[Extracted data entries]
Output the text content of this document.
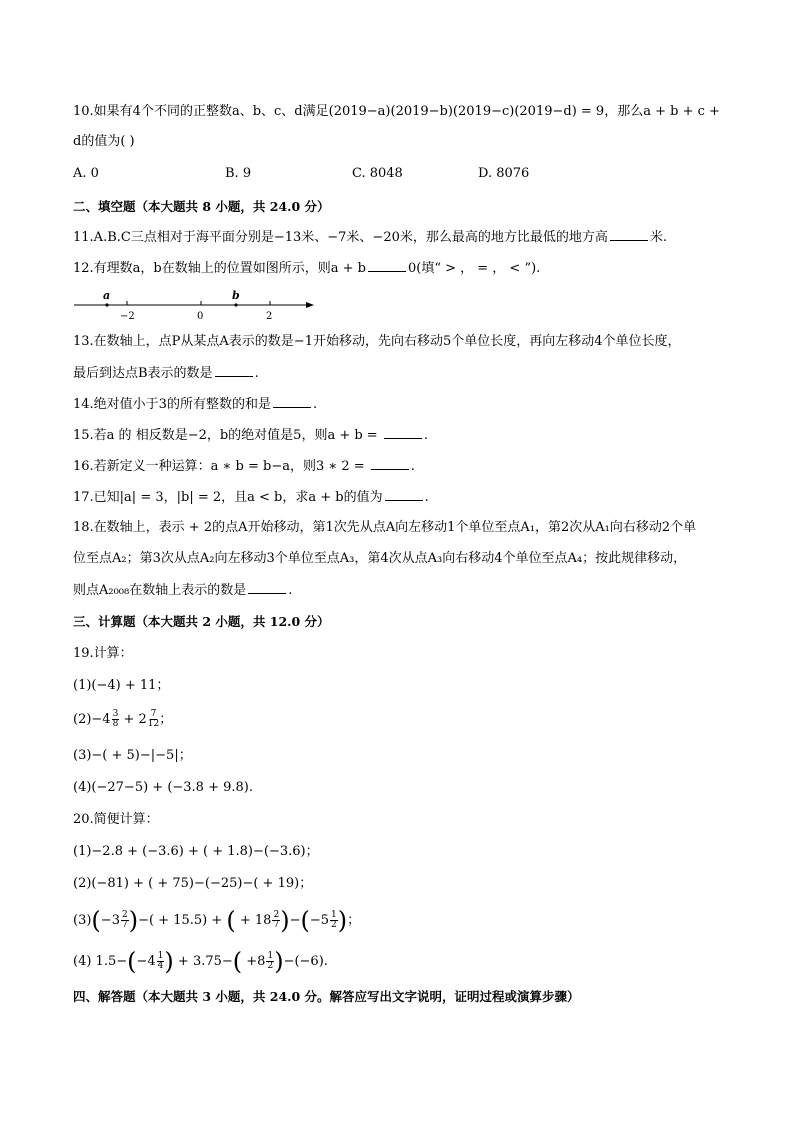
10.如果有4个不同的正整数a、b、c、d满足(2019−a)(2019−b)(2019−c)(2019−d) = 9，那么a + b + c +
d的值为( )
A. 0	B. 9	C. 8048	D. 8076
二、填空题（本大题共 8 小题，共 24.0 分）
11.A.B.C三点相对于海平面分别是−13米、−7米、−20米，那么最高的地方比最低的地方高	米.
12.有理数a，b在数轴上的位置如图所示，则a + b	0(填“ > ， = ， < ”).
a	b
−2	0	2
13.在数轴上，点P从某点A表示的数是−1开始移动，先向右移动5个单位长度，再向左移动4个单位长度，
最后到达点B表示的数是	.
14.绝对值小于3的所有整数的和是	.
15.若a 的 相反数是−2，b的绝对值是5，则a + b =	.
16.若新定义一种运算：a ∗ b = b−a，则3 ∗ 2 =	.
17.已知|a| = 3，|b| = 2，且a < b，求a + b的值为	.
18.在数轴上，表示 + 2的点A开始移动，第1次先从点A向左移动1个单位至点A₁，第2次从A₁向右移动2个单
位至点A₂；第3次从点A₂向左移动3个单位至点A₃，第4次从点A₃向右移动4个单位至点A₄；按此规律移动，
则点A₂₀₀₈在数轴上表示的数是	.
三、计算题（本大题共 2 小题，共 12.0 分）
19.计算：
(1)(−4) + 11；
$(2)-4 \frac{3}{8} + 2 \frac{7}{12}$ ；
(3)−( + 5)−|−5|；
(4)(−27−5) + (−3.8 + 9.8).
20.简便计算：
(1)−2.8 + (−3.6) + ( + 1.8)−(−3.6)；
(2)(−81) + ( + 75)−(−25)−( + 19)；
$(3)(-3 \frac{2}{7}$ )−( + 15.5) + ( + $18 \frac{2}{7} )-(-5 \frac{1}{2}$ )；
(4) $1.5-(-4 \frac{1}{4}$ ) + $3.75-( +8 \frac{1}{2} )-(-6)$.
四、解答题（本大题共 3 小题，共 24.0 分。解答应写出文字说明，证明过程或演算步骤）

= WHAT IS BEING ASKED =
Go through the data above and transcribe it in full, omitting any image.

= WRITTEN SOLUTION =
Output the text content of this document.
10.如果有4个不同的正整数a、b、c、d满足(2019−a)(2019−b)(2019−c)(2019−d) = 9，那么a + b + c +
d的值为( )
A. 0	B. 9	C. 8048	D. 8076
二、填空题（本大题共 8 小题，共 24.0 分）
11.A.B.C三点相对于海平面分别是−13米、−7米、−20米，那么最高的地方比最低的地方高	米.
12.有理数a，b在数轴上的位置如图所示，则a + b	0(填“ > ， = ， < ”).
a	b
−2	0	2
13.在数轴上，点P从某点A表示的数是−1开始移动，先向右移动5个单位长度，再向左移动4个单位长度，
最后到达点B表示的数是	.
14.绝对值小于3的所有整数的和是	.
15.若a 的 相反数是−2，b的绝对值是5，则a + b =	.
16.若新定义一种运算：a ∗ b = b−a，则3 ∗ 2 =	.
17.已知|a| = 3，|b| = 2，且a < b，求a + b的值为	.
18.在数轴上，表示 + 2的点A开始移动，第1次先从点A向左移动1个单位至点A₁，第2次从A₁向右移动2个单
位至点A₂；第3次从点A₂向左移动3个单位至点A₃，第4次从点A₃向右移动4个单位至点A₄；按此规律移动，
则点A₂₀₀₈在数轴上表示的数是	.
三、计算题（本大题共 2 小题，共 12.0 分）
19.计算：
(1)(−4) + 11；
$(2)-4 \frac{3}{8} + 2 \frac{7}{12}$ ；
(3)−( + 5)−|−5|；
(4)(−27−5) + (−3.8 + 9.8).
20.简便计算：
(1)−2.8 + (−3.6) + ( + 1.8)−(−3.6)；
(2)(−81) + ( + 75)−(−25)−( + 19)；
$(3)(-3 \frac{2}{7}$ )−( + 15.5) + ( + $18 \frac{2}{7} )-(-5 \frac{1}{2}$ )；
(4) $1.5-(-4 \frac{1}{4}$ ) + $3.75-( +8 \frac{1}{2} )-(-6)$.
四、解答题（本大题共 3 小题，共 24.0 分。解答应写出文字说明，证明过程或演算步骤）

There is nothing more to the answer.